(Region boundary data)
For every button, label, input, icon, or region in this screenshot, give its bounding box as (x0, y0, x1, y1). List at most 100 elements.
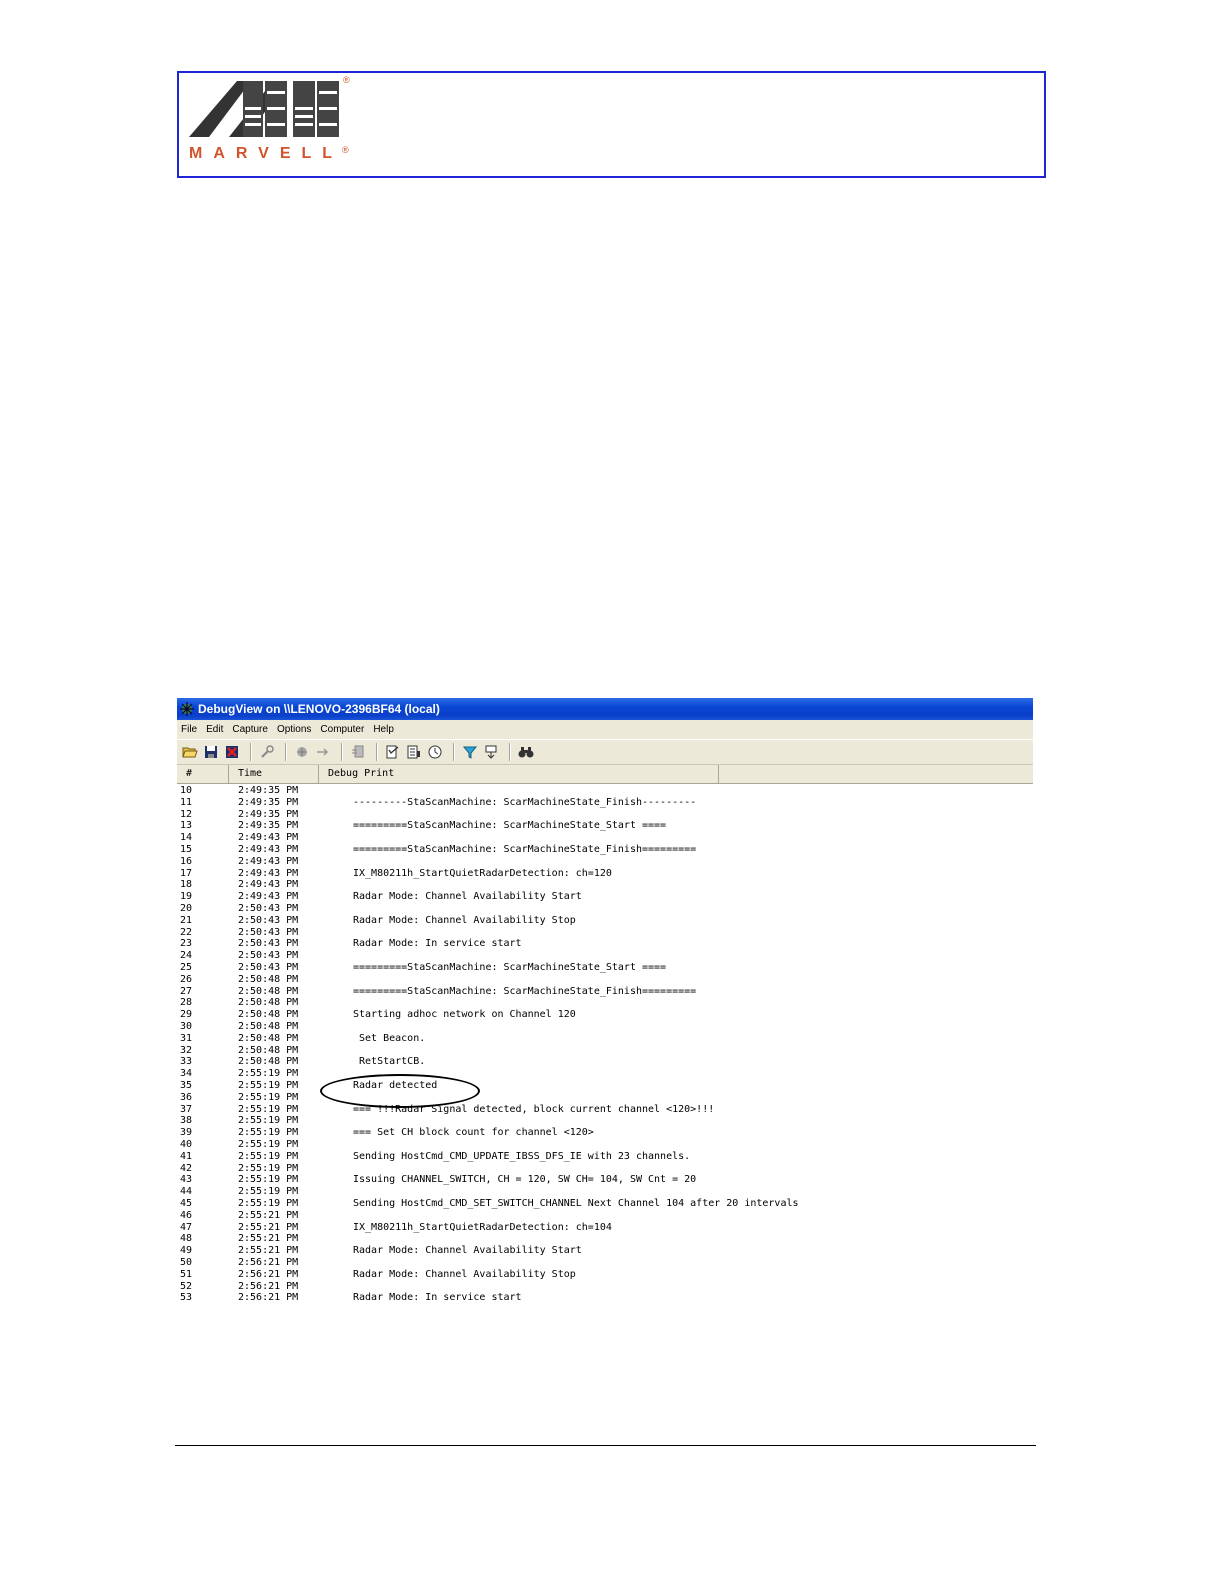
table-row[interactable]: 16 2:49:43 PM (177, 856, 1033, 868)
row-time: 2:49:35 PM (238, 796, 299, 808)
table-row[interactable]: 12 2:49:35 PM (177, 809, 1033, 821)
row-time: 2:49:43 PM (238, 867, 299, 879)
table-row[interactable]: 48 2:55:21 PM (177, 1233, 1033, 1245)
row-debug-print: Set Beacon. (353, 1032, 426, 1044)
row-number: 50 (180, 1257, 193, 1268)
radar-detected-highlight-circle (320, 1074, 480, 1108)
registered-mark-top: ® (343, 75, 350, 85)
table-row[interactable]: 25 2:50:43 PM =========StaScanMachine: Sca… (177, 962, 1033, 974)
table-row[interactable]: 52 2:56:21 PM (177, 1281, 1033, 1293)
clock-icon[interactable] (426, 743, 444, 761)
table-row[interactable]: 17 2:49:43 PM IX_M80211h_StartQuietRadarDe… (177, 868, 1033, 880)
row-debug-print: =========StaScanMachine: ScarMachineStat… (353, 962, 667, 973)
table-row[interactable]: 39 2:55:19 PM === Set CH block count for c… (177, 1127, 1033, 1139)
menu-options[interactable]: Options (277, 724, 311, 735)
table-row[interactable]: 53 2:56:21 PM Radar Mode: In service start (177, 1292, 1033, 1304)
row-time: 2:49:35 PM (238, 785, 299, 796)
menu-edit[interactable]: Edit (206, 724, 223, 735)
row-time: 2:49:35 PM (238, 820, 299, 832)
table-row[interactable]: 42 2:55:19 PM (177, 1163, 1033, 1175)
autoscroll-icon[interactable] (293, 743, 311, 761)
table-row[interactable]: 31 2:50:48 PM Set Beacon. (177, 1033, 1033, 1045)
table-row[interactable]: 14 2:49:43 PM (177, 832, 1033, 844)
row-number: 15 (180, 844, 193, 855)
toolbar-separator (453, 743, 455, 761)
table-row[interactable]: 23 2:50:43 PM Radar Mode: In service start (177, 938, 1033, 950)
column-header-debug-print[interactable]: Debug Print (319, 765, 719, 783)
row-debug-print: Radar Mode: In service start (353, 938, 522, 950)
menu-computer[interactable]: Computer (320, 724, 364, 735)
table-row[interactable]: 29 2:50:48 PM Starting adhoc network on Ch… (177, 1009, 1033, 1021)
table-row[interactable]: 32 2:50:48 PM (177, 1045, 1033, 1057)
table-row[interactable]: 46 2:55:21 PM (177, 1210, 1033, 1222)
table-row[interactable]: 36 2:55:19 PM (177, 1092, 1033, 1104)
highlight-icon[interactable] (482, 743, 500, 761)
menu-file[interactable]: File (181, 724, 197, 735)
row-number: 25 (180, 962, 193, 973)
table-row[interactable]: 18 2:49:43 PM (177, 879, 1033, 891)
menu-capture[interactable]: Capture (232, 724, 268, 735)
row-debug-print: Radar Mode: Channel Availability Stop (353, 914, 576, 926)
row-time: 2:56:21 PM (238, 1257, 299, 1268)
table-row[interactable]: 30 2:50:48 PM (177, 1021, 1033, 1033)
row-number: 22 (180, 926, 193, 938)
row-number: 18 (180, 879, 193, 891)
table-row[interactable]: 28 2:50:48 PM (177, 997, 1033, 1009)
row-number: 49 (180, 1245, 193, 1257)
row-number: 21 (180, 914, 193, 926)
forward-icon[interactable] (314, 743, 332, 761)
registered-mark: ® (342, 145, 349, 155)
row-time: 2:49:43 PM (238, 832, 299, 844)
table-row[interactable]: 44 2:55:19 PM (177, 1186, 1033, 1198)
row-number: 41 (180, 1150, 193, 1162)
table-row[interactable]: 21 2:50:43 PM Radar Mode: Channel Availabi… (177, 915, 1033, 927)
table-row[interactable]: 51 2:56:21 PM Radar Mode: Channel Availabi… (177, 1269, 1033, 1281)
row-time: 2:50:43 PM (238, 962, 299, 973)
table-row[interactable]: 49 2:55:21 PM Radar Mode: Channel Availabi… (177, 1245, 1033, 1257)
timestamp-icon[interactable] (384, 743, 402, 761)
table-row[interactable]: 41 2:55:19 PM Sending HostCmd_CMD_UPDATE_I… (177, 1151, 1033, 1163)
copy-icon[interactable] (405, 743, 423, 761)
table-row[interactable]: 15 2:49:43 PM =========StaScanMachine: Sca… (177, 844, 1033, 856)
row-time: 2:56:21 PM (238, 1292, 299, 1304)
save-icon[interactable] (202, 743, 220, 761)
capture-icon[interactable] (258, 743, 276, 761)
table-row[interactable]: 35 2:55:19 PM Radar detected (177, 1080, 1033, 1092)
table-row[interactable]: 22 2:50:43 PM (177, 927, 1033, 939)
window-titlebar[interactable]: DebugView on \\LENOVO-2396BF64 (local) (177, 698, 1033, 720)
row-time: 2:50:43 PM (238, 903, 299, 914)
table-row[interactable]: 38 2:55:19 PM (177, 1115, 1033, 1127)
table-row[interactable]: 20 2:50:43 PM (177, 903, 1033, 915)
find-icon[interactable] (517, 743, 535, 761)
table-row[interactable]: 45 2:55:19 PM Sending HostCmd_CMD_SET_SWIT… (177, 1198, 1033, 1210)
row-time: 2:50:48 PM (238, 1056, 299, 1068)
table-row[interactable]: 50 2:56:21 PM (177, 1257, 1033, 1269)
row-number: 44 (180, 1186, 193, 1198)
row-debug-print: Sending HostCmd_CMD_SET_SWITCH_CHANNEL N… (353, 1198, 799, 1209)
table-row[interactable]: 19 2:49:43 PM Radar Mode: Channel Availabi… (177, 891, 1033, 903)
filter-icon[interactable] (461, 743, 479, 761)
menu-help[interactable]: Help (373, 724, 394, 735)
column-header-number[interactable]: # (177, 765, 229, 783)
table-row[interactable]: 13 2:49:35 PM =========StaScanMachine: Sca… (177, 820, 1033, 832)
table-row[interactable]: 43 2:55:19 PM Issuing CHANNEL_SWITCH, CH =… (177, 1174, 1033, 1186)
table-row[interactable]: 27 2:50:48 PM =========StaScanMachine: Sca… (177, 986, 1033, 998)
table-row[interactable]: 40 2:55:19 PM (177, 1139, 1033, 1151)
table-row[interactable]: 24 2:50:43 PM (177, 950, 1033, 962)
column-header-time[interactable]: Time (229, 765, 319, 783)
table-row[interactable]: 34 2:55:19 PM (177, 1068, 1033, 1080)
open-icon[interactable] (181, 743, 199, 761)
table-row[interactable]: 47 2:55:21 PM IX_M80211h_StartQuietRadarDe… (177, 1222, 1033, 1234)
table-row[interactable]: 11 2:49:35 PM ---------StaScanMachine: Sca… (177, 797, 1033, 809)
table-row[interactable]: 33 2:50:48 PM RetStartCB. (177, 1056, 1033, 1068)
table-row[interactable]: 37 2:55:19 PM === !!!Radar Signal detected… (177, 1104, 1033, 1116)
clear-icon[interactable] (223, 743, 241, 761)
debugview-window: DebugView on \\LENOVO-2396BF64 (local) F… (177, 698, 1033, 1304)
row-time: 2:55:19 PM (238, 1103, 299, 1115)
table-row[interactable]: 26 2:50:48 PM (177, 974, 1033, 986)
toolbar-separator (285, 743, 287, 761)
log-icon[interactable] (349, 743, 367, 761)
toolbar-separator (341, 743, 343, 761)
row-number: 14 (180, 832, 193, 844)
table-row[interactable]: 10 2:49:35 PM (177, 785, 1033, 797)
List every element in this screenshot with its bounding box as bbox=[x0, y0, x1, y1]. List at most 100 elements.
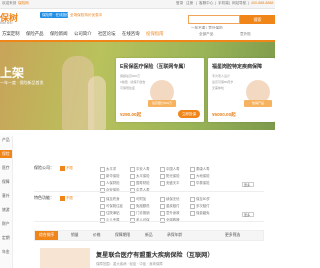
filter-option[interactable]: 续保无忧 bbox=[160, 196, 180, 202]
sidebar-item[interactable]: 产品 bbox=[2, 138, 10, 143]
checkbox-icon[interactable] bbox=[160, 210, 165, 216]
checkbox-icon[interactable] bbox=[160, 203, 165, 209]
nav-item-products[interactable]: 保险产品 bbox=[26, 31, 44, 37]
checkbox-icon[interactable] bbox=[160, 180, 165, 186]
filter-option[interactable]: 中国人寿 bbox=[160, 166, 180, 172]
filter-option[interactable]: 大地保险 bbox=[190, 173, 210, 179]
checkbox-icon[interactable] bbox=[130, 196, 135, 202]
filter-option[interactable]: 华泰保险 bbox=[190, 180, 210, 186]
nav-item-forum[interactable]: 社区论坛 bbox=[98, 31, 116, 37]
filter-option[interactable]: 太平保险 bbox=[130, 173, 150, 179]
sidebar-item[interactable]: 年金 bbox=[2, 250, 10, 255]
more-dropdown[interactable]: 更多 bbox=[242, 212, 254, 217]
topbar-login[interactable]: 登录 bbox=[176, 1, 183, 6]
checkbox-icon[interactable] bbox=[100, 166, 105, 172]
filter-option[interactable]: 保至80岁 bbox=[190, 196, 210, 202]
filter-option-label: 不限 bbox=[66, 196, 73, 200]
topbar-register[interactable]: 注册 bbox=[186, 1, 193, 6]
nav-item-consult[interactable]: 在线咨询 bbox=[122, 31, 140, 37]
nav-right-accident[interactable]: 意外险 bbox=[240, 32, 251, 37]
nav-right-all[interactable]: 全部产品 bbox=[199, 32, 213, 37]
checkbox-icon[interactable] bbox=[130, 210, 135, 216]
checkbox-icon[interactable] bbox=[60, 195, 65, 201]
filter-option[interactable]: 意外身故 bbox=[160, 210, 180, 216]
sort-item[interactable]: 新品 bbox=[145, 233, 153, 238]
sidebar-item-active[interactable]: 保险 bbox=[0, 150, 12, 158]
product-title[interactable]: 复星联合医疗有盟重大疾病保险（互联网） bbox=[96, 250, 214, 259]
product-thumbnail[interactable] bbox=[40, 248, 90, 268]
checkbox-icon[interactable] bbox=[100, 203, 105, 209]
top-bar: 欢迎来到 保险网 登录 注册 | 客服中心 | 手机端 | 网站导航 | 400… bbox=[0, 0, 275, 9]
sort-item[interactable]: 承保年龄 bbox=[167, 233, 182, 238]
hero-banner[interactable]: 上架 一年一度 · 保险新品首发 E民保医疗保险（互联网专属） 保额最高600万… bbox=[0, 42, 275, 130]
checkbox-icon[interactable] bbox=[160, 173, 165, 179]
sidebar-item[interactable]: 医疗 bbox=[2, 166, 10, 171]
sidebar-item[interactable]: 保障 bbox=[2, 180, 10, 185]
checkbox-icon[interactable] bbox=[60, 165, 65, 171]
filter-option[interactable]: 平安人寿 bbox=[130, 166, 150, 172]
sidebar-item[interactable]: 财产 bbox=[2, 222, 10, 227]
checkbox-icon[interactable] bbox=[100, 196, 105, 202]
filter-option[interactable]: 不限 bbox=[60, 195, 73, 201]
featured-product-card[interactable]: E民保医疗保险（互联网专属） 保额最高600万 0免赔 · 续保不健告 可保既往… bbox=[116, 58, 204, 122]
sort-item[interactable]: 保障期限 bbox=[115, 233, 130, 238]
checkbox-icon[interactable] bbox=[100, 210, 105, 216]
filter-option[interactable]: 多次赔付 bbox=[190, 203, 210, 209]
filter-option[interactable]: 泰康人寿 bbox=[190, 166, 210, 172]
checkbox-icon[interactable] bbox=[190, 196, 195, 202]
promo-badge[interactable]: 保险帮 · 在线投保 bbox=[40, 12, 70, 18]
card-feature: 0免赔 · 续保不健告 bbox=[120, 80, 146, 84]
nav-item-news[interactable]: 保险新闻 bbox=[50, 31, 68, 37]
topbar-sitemap[interactable]: 网站导航 bbox=[232, 1, 246, 6]
sidebar-item[interactable]: 定期 bbox=[2, 236, 10, 241]
filter-option[interactable]: 国寿财险 bbox=[130, 180, 150, 186]
checkbox-icon[interactable] bbox=[160, 196, 165, 202]
checkbox-icon[interactable] bbox=[190, 203, 195, 209]
nav-item-guide[interactable]: 投保指南 bbox=[146, 31, 164, 37]
checkbox-icon[interactable] bbox=[100, 173, 105, 179]
filter-option[interactable]: 人保财险 bbox=[100, 180, 120, 186]
filter-option[interactable]: 保至终身 bbox=[100, 196, 120, 202]
filter-option[interactable]: 阳光保险 bbox=[160, 173, 180, 179]
search-button[interactable]: 搜索 bbox=[240, 15, 275, 24]
checkbox-icon[interactable] bbox=[100, 180, 105, 186]
checkbox-icon[interactable] bbox=[130, 166, 135, 172]
filter-option[interactable]: 安盛天平 bbox=[160, 180, 180, 186]
topbar-site[interactable]: 保险网 bbox=[18, 1, 29, 6]
more-dropdown[interactable]: 更多 bbox=[242, 182, 254, 187]
checkbox-icon[interactable] bbox=[160, 166, 165, 172]
checkbox-icon[interactable] bbox=[130, 173, 135, 179]
sidebar-item[interactable]: 意外 bbox=[2, 194, 10, 199]
topbar-service[interactable]: 客服中心 bbox=[199, 1, 213, 6]
topbar-divider: | bbox=[248, 1, 249, 5]
filter-option[interactable]: 重疾赔付 bbox=[160, 203, 180, 209]
checkbox-icon[interactable] bbox=[130, 203, 135, 209]
featured-product-card[interactable]: 福星岗腔特定疾病保障 专为老人设计 最高可保80周岁 无需体检 热销产品 ¥50… bbox=[208, 58, 275, 122]
topbar-divider: | bbox=[229, 1, 230, 5]
topbar-mobile[interactable]: 手机端 bbox=[218, 1, 229, 6]
checkbox-icon[interactable] bbox=[190, 166, 195, 172]
sidebar-item[interactable]: 旅游 bbox=[2, 208, 10, 213]
filter-option[interactable]: 门诊报销 bbox=[130, 210, 150, 216]
filter-option[interactable]: 可保既往症 bbox=[100, 203, 123, 209]
filter-option[interactable]: 新华保险 bbox=[100, 173, 120, 179]
card-buy-button[interactable]: 立即投保 bbox=[178, 110, 200, 118]
sort-item-active[interactable]: 综合排序 bbox=[35, 231, 59, 240]
filter-option[interactable]: 太平洋 bbox=[100, 166, 116, 172]
nav-item-company[interactable]: 公司简介 bbox=[74, 31, 92, 37]
filter-option[interactable]: 免赔额低 bbox=[130, 203, 150, 209]
checkbox-icon[interactable] bbox=[190, 210, 195, 216]
sort-item[interactable]: 价格 bbox=[93, 233, 101, 238]
promo-link[interactable]: 全场保险特价优惠中 bbox=[70, 13, 102, 18]
filter-option[interactable]: 住院津贴 bbox=[100, 210, 120, 216]
checkbox-icon[interactable] bbox=[130, 180, 135, 186]
checkbox-icon[interactable] bbox=[190, 180, 195, 186]
checkbox-icon[interactable] bbox=[190, 173, 195, 179]
nav-item-custom-plan[interactable]: 方案定制 bbox=[2, 31, 20, 37]
filter-label: 保险公司： bbox=[34, 165, 54, 170]
filter-option[interactable]: 不限 bbox=[60, 165, 73, 171]
filter-option[interactable]: 保费豁免 bbox=[190, 210, 210, 216]
sort-item[interactable]: 更多筛选 bbox=[225, 233, 240, 238]
filter-option[interactable]: 可附加 bbox=[130, 196, 146, 202]
sort-item[interactable]: 销量 bbox=[71, 233, 79, 238]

TASK INSTRUCTIONS.
Repeat the lines between the one holding "table-row[interactable]: 16 2:49:43" and the one holding "table-row[interactable]: 17 2:49:43", inclusive.

SOLUTION TO THE PROBLEM.
table-row[interactable]: 16 2:49:43 PM (177, 856, 1033, 868)
row-time: 2:49:35 PM (238, 796, 299, 808)
table-row[interactable]: 12 2:49:35 PM (177, 809, 1033, 821)
row-time: 2:49:43 PM (238, 867, 299, 879)
table-row[interactable]: 48 2:55:21 PM (177, 1233, 1033, 1245)
row-debug-print: Set Beacon. (353, 1032, 426, 1044)
row-number: 50 (180, 1257, 193, 1268)
radar-detected-highlight-circle (320, 1074, 480, 1108)
registered-mark-top: ® (343, 75, 350, 85)
table-row[interactable]: 25 2:50:43 PM =========StaScanMachine: Sca… (177, 962, 1033, 974)
table-row[interactable]: 52 2:56:21 PM (177, 1281, 1033, 1293)
clock-icon[interactable] (426, 743, 444, 761)
table-row[interactable]: 17 2:49:43 PM IX_M80211h_StartQuietRadarDe… (177, 868, 1033, 880)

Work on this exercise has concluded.